Required work:
Filter the listing below, copying every line in which the word "cara" appears.

-- Begin Rows --

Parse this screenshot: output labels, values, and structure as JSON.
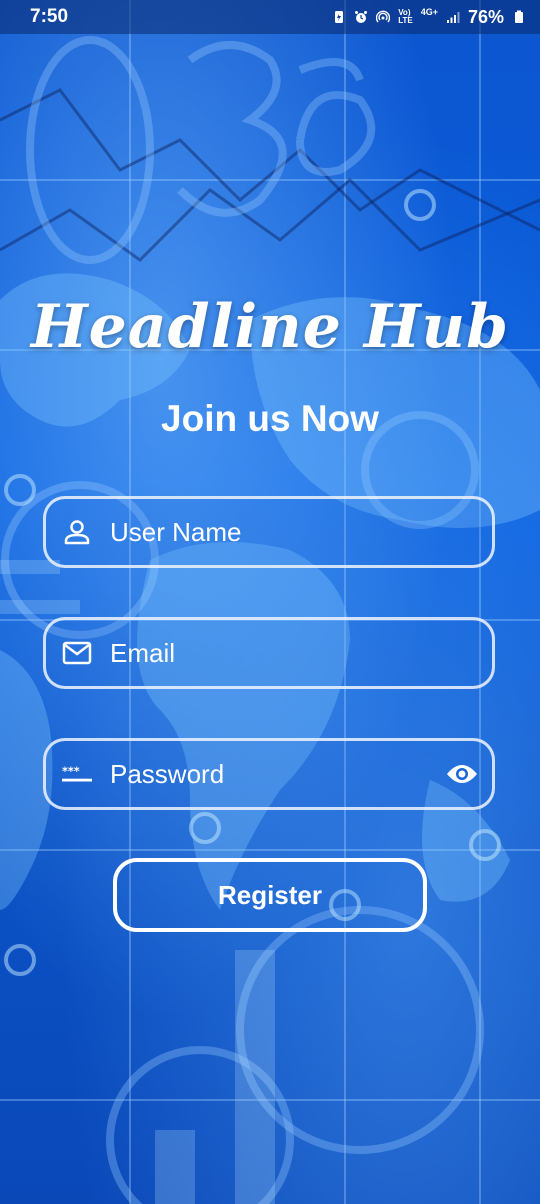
{
  "status_bar": {
    "time": "7:50",
    "network_label_top": "Vo)",
    "network_label_bottom": "LTE",
    "network_gen": "4G+",
    "battery": "76%"
  },
  "app": {
    "title": "Headline Hub",
    "subtitle": "Join us Now"
  },
  "form": {
    "username_placeholder": "User Name",
    "email_placeholder": "Email",
    "password_placeholder": "Password",
    "register_label": "Register"
  },
  "icons": {
    "username": "person-icon",
    "email": "mail-icon",
    "password": "password-dots-icon",
    "visibility": "eye-icon"
  },
  "colors": {
    "background": "#0a52c9",
    "text": "#ffffff",
    "field_border": "#f0f5ff"
  }
}
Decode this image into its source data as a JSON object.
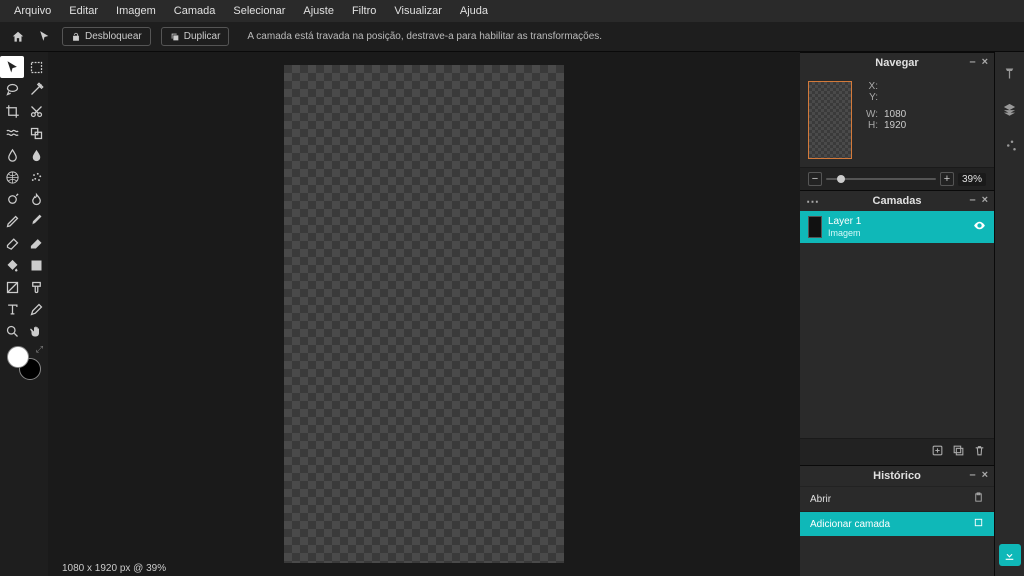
{
  "menu": [
    "Arquivo",
    "Editar",
    "Imagem",
    "Camada",
    "Selecionar",
    "Ajuste",
    "Filtro",
    "Visualizar",
    "Ajuda"
  ],
  "toolbar": {
    "unlock": "Desbloquear",
    "duplicate": "Duplicar",
    "hint": "A camada está travada na posição, destrave-a para habilitar as transformações."
  },
  "nav": {
    "title": "Navegar",
    "x_label": "X:",
    "y_label": "Y:",
    "w_label": "W:",
    "h_label": "H:",
    "w": "1080",
    "h": "1920",
    "zoom": "39%"
  },
  "layers": {
    "title": "Camadas",
    "items": [
      {
        "name": "Layer 1",
        "type": "Imagem"
      }
    ]
  },
  "history": {
    "title": "Histórico",
    "items": [
      {
        "label": "Abrir",
        "active": false
      },
      {
        "label": "Adicionar camada",
        "active": true
      }
    ]
  },
  "status": "1080 x 1920 px @ 39%",
  "tools": [
    [
      "arrow",
      "marquee"
    ],
    [
      "lasso",
      "wand"
    ],
    [
      "crop",
      "cut"
    ],
    [
      "liquify",
      "clone"
    ],
    [
      "blur",
      "droplet"
    ],
    [
      "mesh",
      "spray"
    ],
    [
      "dodge",
      "burn"
    ],
    [
      "pen",
      "brush"
    ],
    [
      "eraser",
      "eraser2"
    ],
    [
      "fill",
      "gradient"
    ],
    [
      "shape",
      "paint"
    ],
    [
      "text",
      "picker"
    ],
    [
      "zoom",
      "hand"
    ]
  ]
}
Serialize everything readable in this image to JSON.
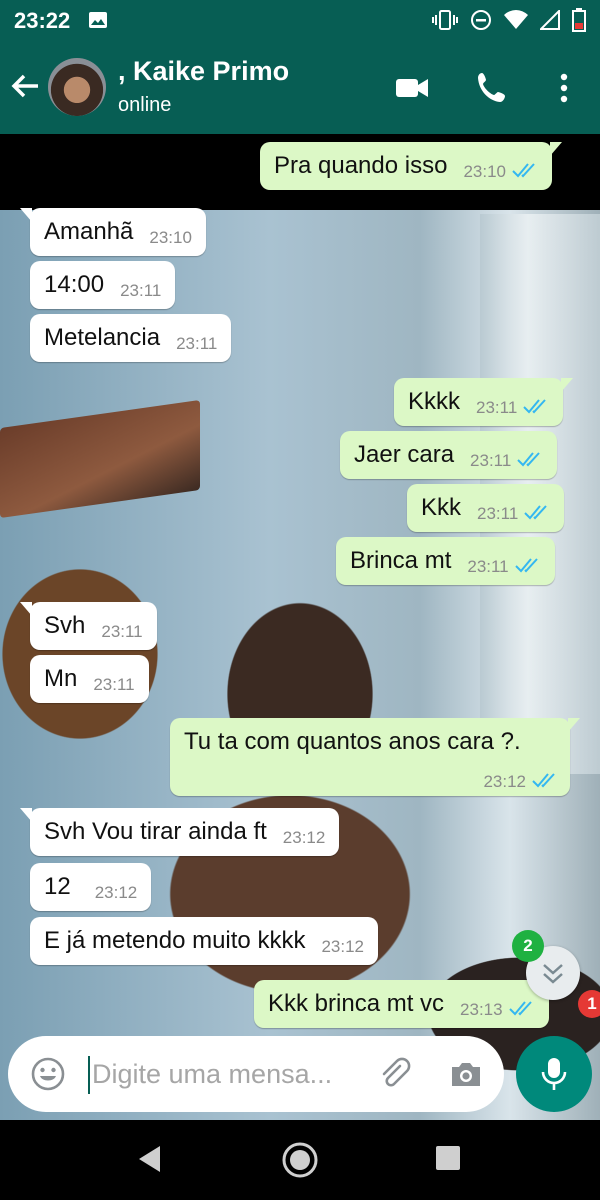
{
  "status_bar": {
    "time": "23:22",
    "icons": [
      "image-icon",
      "vibrate-icon",
      "do-not-disturb-icon",
      "wifi-icon",
      "signal-icon",
      "battery-icon"
    ]
  },
  "header": {
    "contact_name": ", Kaike Primo",
    "presence": "online",
    "actions": [
      "video-call-icon",
      "call-icon",
      "more-options-icon"
    ]
  },
  "messages": [
    {
      "direction": "out",
      "text": "Pra quando isso",
      "time": "23:10",
      "read": true
    },
    {
      "direction": "in",
      "text": "Amanhã",
      "time": "23:10"
    },
    {
      "direction": "in",
      "text": "14:00",
      "time": "23:11"
    },
    {
      "direction": "in",
      "text": "Metelancia",
      "time": "23:11"
    },
    {
      "direction": "out",
      "text": "Kkkk",
      "time": "23:11",
      "read": true
    },
    {
      "direction": "out",
      "text": "Jaer cara",
      "time": "23:11",
      "read": true
    },
    {
      "direction": "out",
      "text": "Kkk",
      "time": "23:11",
      "read": true
    },
    {
      "direction": "out",
      "text": "Brinca mt",
      "time": "23:11",
      "read": true
    },
    {
      "direction": "in",
      "text": "Svh",
      "time": "23:11"
    },
    {
      "direction": "in",
      "text": "Mn",
      "time": "23:11"
    },
    {
      "direction": "out",
      "text": "Tu ta com quantos anos cara ?.",
      "time": "23:12",
      "read": true
    },
    {
      "direction": "in",
      "text": "Svh Vou tirar ainda ft",
      "time": "23:12"
    },
    {
      "direction": "in",
      "text": "12",
      "time": "23:12"
    },
    {
      "direction": "in",
      "text": "E já metendo muito kkkk",
      "time": "23:12"
    },
    {
      "direction": "out",
      "text": "Kkk brinca mt vc",
      "time": "23:13",
      "read": true
    }
  ],
  "scroll_to_bottom": {
    "unread_badge": "2",
    "mention_badge": "1"
  },
  "composer": {
    "placeholder": "Digite uma mensa..."
  },
  "colors": {
    "header": "#075e54",
    "outgoing": "#dcf8c6",
    "incoming": "#ffffff",
    "read_ticks": "#34b7f1",
    "mic": "#00897b"
  }
}
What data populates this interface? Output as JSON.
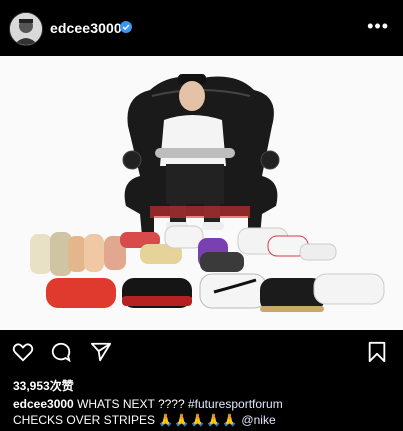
{
  "post": {
    "username": "edcee3000",
    "verified": true,
    "more_icon": "more-horizontal-icon",
    "likes_count": "33,953",
    "likes_suffix": "次赞",
    "caption_user": "edcee3000",
    "caption_text_1": " WHATS NEXT ???? ",
    "caption_hashtag": "#futuresportforum",
    "caption_text_2": "CHECKS OVER STRIPES ",
    "caption_emoji": "🙏🙏🙏🙏🙏",
    "caption_mention": " @nike"
  },
  "actions": {
    "like_icon": "heart-icon",
    "comment_icon": "comment-icon",
    "share_icon": "send-icon",
    "save_icon": "bookmark-icon"
  },
  "colors": {
    "background": "#000000",
    "verified_badge": "#3897f0",
    "photo_bg": "#fafafa"
  }
}
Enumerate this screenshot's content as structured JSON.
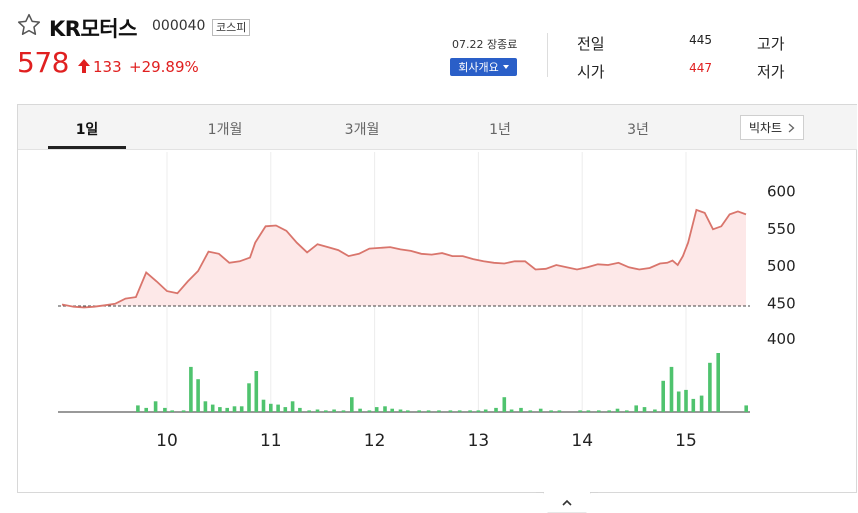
{
  "header": {
    "name": "KR모터스",
    "code": "000040",
    "market": "코스피",
    "price": "578",
    "change": "133",
    "change_pct": "+29.89%",
    "up_color": "#e02020",
    "star_icon": "star-outline-icon",
    "arrow_icon": "arrow-up-icon"
  },
  "status": {
    "time": "07.22 장종료",
    "company_button": "회사개요"
  },
  "info": {
    "row1": {
      "label": "전일",
      "value": "445",
      "label2": "고가"
    },
    "row2": {
      "label": "시가",
      "value": "447",
      "label2": "저가"
    }
  },
  "tabs": [
    "1일",
    "1개월",
    "3개월",
    "1년",
    "3년"
  ],
  "active_tab": "1일",
  "bigchart_label": "빅차트",
  "chart_data": {
    "type": "line",
    "title": "",
    "x_ticks": [
      "10",
      "11",
      "12",
      "13",
      "14",
      "15"
    ],
    "y_ticks": [
      600,
      550,
      500,
      450,
      400
    ],
    "ylim": [
      400,
      600
    ],
    "baseline": 445,
    "line_color": "#d9756c",
    "fill_color": "#fde8e8",
    "volume_color": "#4fc36e",
    "x_time": [
      9.0,
      9.1,
      9.2,
      9.3,
      9.4,
      9.5,
      9.6,
      9.7,
      9.8,
      9.9,
      10.0,
      10.1,
      10.2,
      10.3,
      10.4,
      10.5,
      10.6,
      10.7,
      10.8,
      10.85,
      10.95,
      11.05,
      11.15,
      11.25,
      11.35,
      11.45,
      11.55,
      11.65,
      11.75,
      11.85,
      11.95,
      12.05,
      12.15,
      12.25,
      12.35,
      12.45,
      12.55,
      12.65,
      12.75,
      12.85,
      12.95,
      13.05,
      13.15,
      13.25,
      13.35,
      13.45,
      13.55,
      13.65,
      13.75,
      13.85,
      13.95,
      14.05,
      14.15,
      14.25,
      14.35,
      14.45,
      14.55,
      14.65,
      14.75,
      14.82,
      14.87,
      14.92,
      14.97,
      15.02,
      15.1,
      15.18,
      15.26,
      15.34,
      15.42,
      15.5,
      15.6
    ],
    "price": [
      447,
      444,
      443,
      444,
      446,
      448,
      455,
      457,
      490,
      478,
      465,
      462,
      478,
      492,
      518,
      515,
      503,
      505,
      510,
      530,
      552,
      553,
      546,
      530,
      517,
      528,
      524,
      520,
      512,
      515,
      522,
      523,
      524,
      521,
      519,
      515,
      514,
      516,
      512,
      512,
      508,
      505,
      503,
      502,
      505,
      505,
      494,
      495,
      500,
      497,
      494,
      497,
      501,
      500,
      503,
      497,
      494,
      496,
      502,
      503,
      506,
      500,
      512,
      530,
      574,
      570,
      548,
      552,
      568,
      572,
      568
    ],
    "volume": [
      [
        "9.72",
        8
      ],
      [
        "9.8",
        5
      ],
      [
        "9.89",
        13
      ],
      [
        "9.98",
        5
      ],
      [
        "10.05",
        2
      ],
      [
        "10.16",
        2
      ],
      [
        "10.23",
        55
      ],
      [
        "10.3",
        40
      ],
      [
        "10.37",
        13
      ],
      [
        "10.44",
        9
      ],
      [
        "10.51",
        6
      ],
      [
        "10.58",
        5
      ],
      [
        "10.65",
        7
      ],
      [
        "10.72",
        7
      ],
      [
        "10.79",
        35
      ],
      [
        "10.86",
        50
      ],
      [
        "10.93",
        15
      ],
      [
        "11.0",
        10
      ],
      [
        "11.07",
        9
      ],
      [
        "11.14",
        6
      ],
      [
        "11.21",
        13
      ],
      [
        "11.28",
        5
      ],
      [
        "11.37",
        2
      ],
      [
        "11.45",
        3
      ],
      [
        "11.53",
        2
      ],
      [
        "11.61",
        3
      ],
      [
        "11.7",
        2
      ],
      [
        "11.78",
        18
      ],
      [
        "11.86",
        4
      ],
      [
        "11.95",
        2
      ],
      [
        "12.02",
        6
      ],
      [
        "12.1",
        7
      ],
      [
        "12.17",
        4
      ],
      [
        "12.25",
        3
      ],
      [
        "12.32",
        2
      ],
      [
        "12.43",
        2
      ],
      [
        "12.52",
        2
      ],
      [
        "12.62",
        2
      ],
      [
        "12.73",
        2
      ],
      [
        "12.82",
        2
      ],
      [
        "12.92",
        2
      ],
      [
        "13.0",
        2
      ],
      [
        "13.07",
        3
      ],
      [
        "13.17",
        5
      ],
      [
        "13.25",
        18
      ],
      [
        "13.32",
        3
      ],
      [
        "13.41",
        5
      ],
      [
        "13.5",
        2
      ],
      [
        "13.6",
        4
      ],
      [
        "13.7",
        2
      ],
      [
        "13.78",
        2
      ],
      [
        "13.98",
        2
      ],
      [
        "14.06",
        2
      ],
      [
        "14.16",
        2
      ],
      [
        "14.26",
        2
      ],
      [
        "14.34",
        4
      ],
      [
        "14.43",
        2
      ],
      [
        "14.52",
        8
      ],
      [
        "14.6",
        6
      ],
      [
        "14.7",
        3
      ],
      [
        "14.78",
        38
      ],
      [
        "14.86",
        55
      ],
      [
        "14.93",
        25
      ],
      [
        "15.0",
        27
      ],
      [
        "15.07",
        16
      ],
      [
        "15.15",
        20
      ],
      [
        "15.23",
        60
      ],
      [
        "15.31",
        72
      ],
      [
        "15.58",
        8
      ]
    ]
  }
}
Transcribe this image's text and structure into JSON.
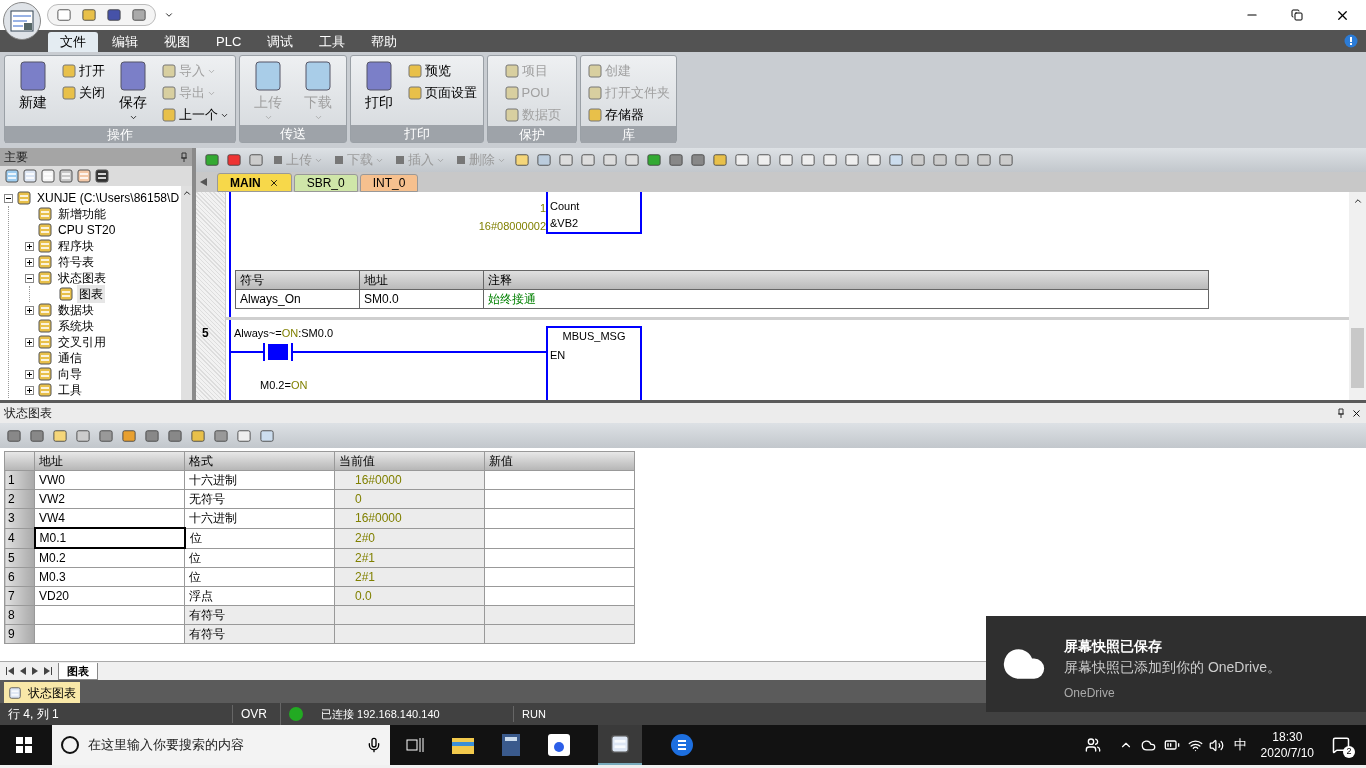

-- End Rows --

Answer to this exercise:
      "text": "Jaer cara",
      "text": "Tu ta com quantos anos cara ?.",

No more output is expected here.